• Objective: Which lines hold the word "this"? Copy each of them from the material.

• The data:

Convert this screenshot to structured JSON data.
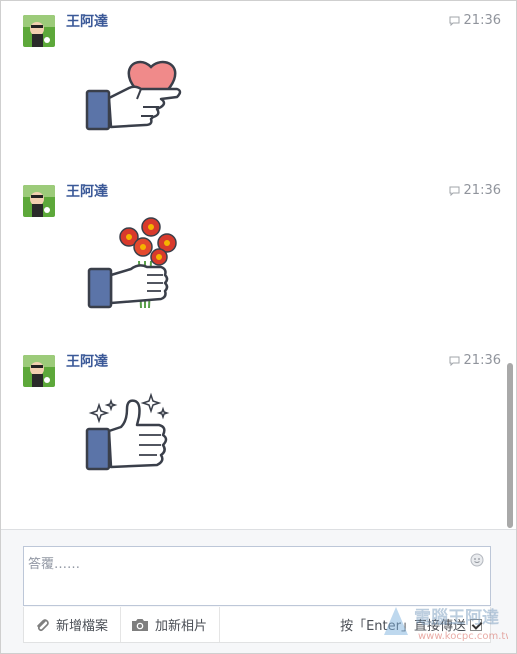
{
  "messages": [
    {
      "sender": "王阿達",
      "time": "21:36",
      "sticker": "hand-holding-heart-sticker",
      "avatar": "avatar-image"
    },
    {
      "sender": "王阿達",
      "time": "21:36",
      "sticker": "hand-holding-flowers-sticker",
      "avatar": "avatar-image"
    },
    {
      "sender": "王阿達",
      "time": "21:36",
      "sticker": "sparkling-thumbs-up-sticker",
      "avatar": "avatar-image"
    }
  ],
  "composer": {
    "placeholder": "答覆……",
    "add_file_label": "新增檔案",
    "add_photo_label": "加新相片",
    "enter_to_send_label": "按「Enter」直接傳送",
    "enter_to_send_checked": true
  },
  "colors": {
    "name_blue": "#3b5998",
    "cuff_blue": "#5b74a8",
    "timestamp_gray": "#90949c"
  },
  "icons": [
    "chat-bubble-icon",
    "emoji-smiley-icon",
    "paperclip-icon",
    "camera-icon",
    "checkbox-icon"
  ],
  "watermark": {
    "text": "電腦王阿達",
    "url": "www.kocpc.com.tw"
  }
}
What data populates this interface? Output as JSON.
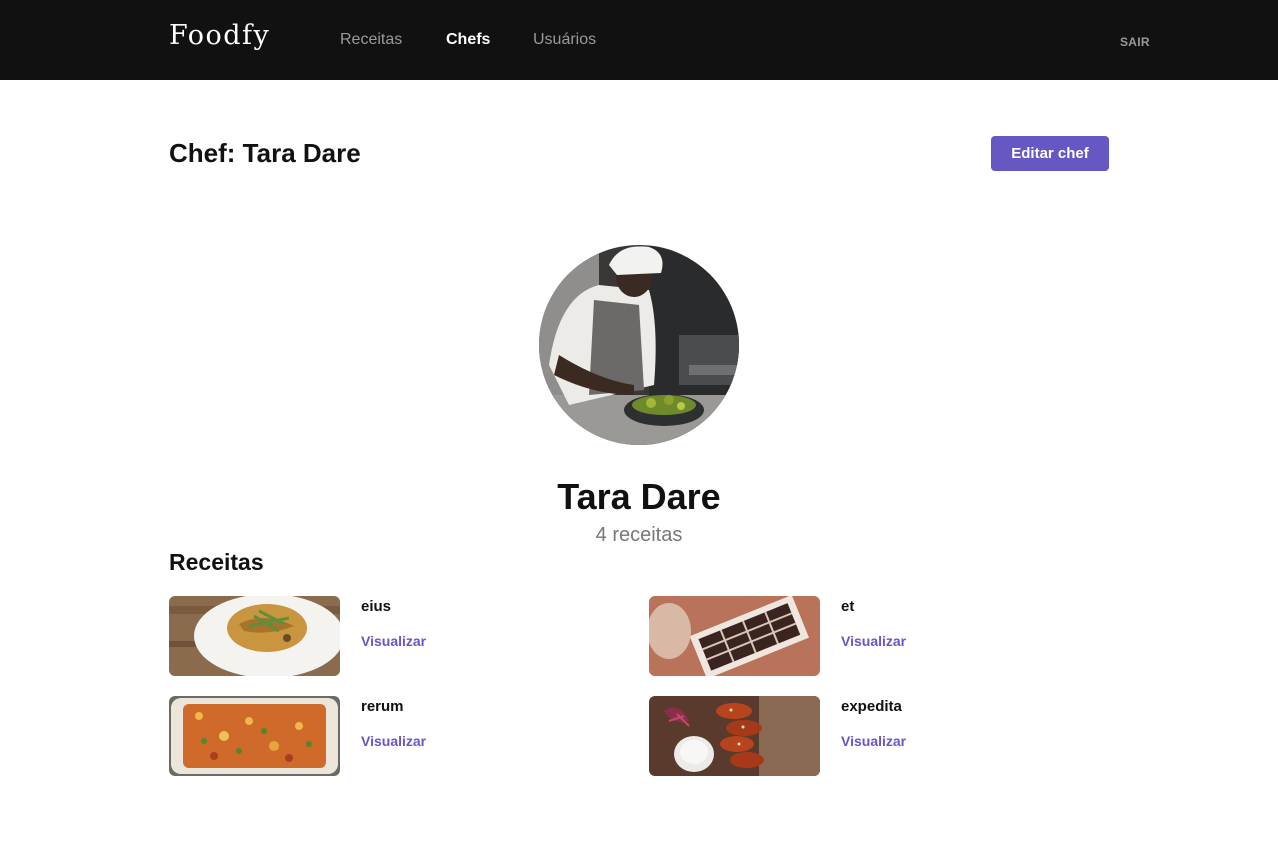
{
  "header": {
    "logo": "Foodfy",
    "nav": [
      {
        "label": "Receitas",
        "active": false
      },
      {
        "label": "Chefs",
        "active": true
      },
      {
        "label": "Usuários",
        "active": false
      }
    ],
    "logout_label": "SAIR"
  },
  "page": {
    "title": "Chef: Tara Dare",
    "edit_button": "Editar chef"
  },
  "chef": {
    "name": "Tara Dare",
    "recipes_count": "4 receitas",
    "avatar_icon": "chef-photo"
  },
  "recipes_section": {
    "title": "Receitas",
    "items": [
      {
        "title": "eius",
        "link": "Visualizar",
        "image": "pasta-plate-photo"
      },
      {
        "title": "et",
        "link": "Visualizar",
        "image": "chocolate-box-photo"
      },
      {
        "title": "rerum",
        "link": "Visualizar",
        "image": "baked-casserole-photo"
      },
      {
        "title": "expedita",
        "link": "Visualizar",
        "image": "chicken-wings-photo"
      }
    ]
  },
  "colors": {
    "header_bg": "#111111",
    "accent": "#6558c3",
    "muted": "#777777"
  }
}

• Completed task:
Convert this screenshot to structured JSON data.
What data populates this interface? Output as JSON.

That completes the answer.